■ DATA FOR THE TASK ■
■ ■ ■ ■ ■

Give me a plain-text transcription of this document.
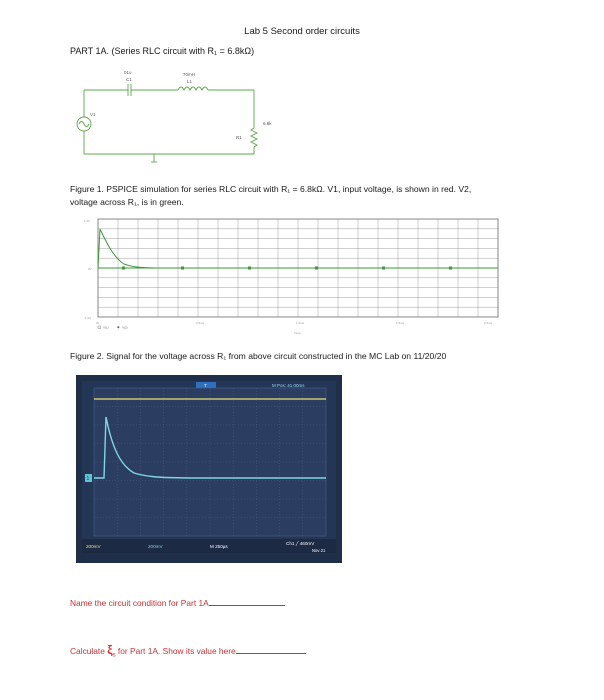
Lab 5 Second order circuits
PART 1A. (Series RLC circuit with R₁ = 6.8kΩ)
01u
C1
70mH
L1
V1
R1
6.8k
Figure 1. PSPICE simulation for series RLC circuit with R₁ = 6.8kΩ. V1, input voltage, is shown in red. V2,
voltage across R₁, is in green.
1.0V
0V
-1.0V
0s	0.5ms	1.0ms	1.5ms	2.0ms
Time
V(1)	V(2)
Figure 2. Signal for the voltage across R₁ from above circuit constructed in the MC Lab on 11/20/20
T	M Pos: 41.00ms
1
200mV	200mV	M 250µs
Ch1 ╱ 460mV
Nov 21
Name the circuit condition for Part 1A
Calculate $\xi_s$ for Part 1A. Show its value here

■ ■ ■ ■ ■

■ PROBLEM ■
Read the data above and pull out each line that holds the string "with".

■ RESULT ■
PART 1A. (Series RLC circuit with R₁ = 6.8kΩ)
Figure 1. PSPICE simulation for series RLC circuit with R₁ = 6.8kΩ. V1, input voltage, is shown in red. V2,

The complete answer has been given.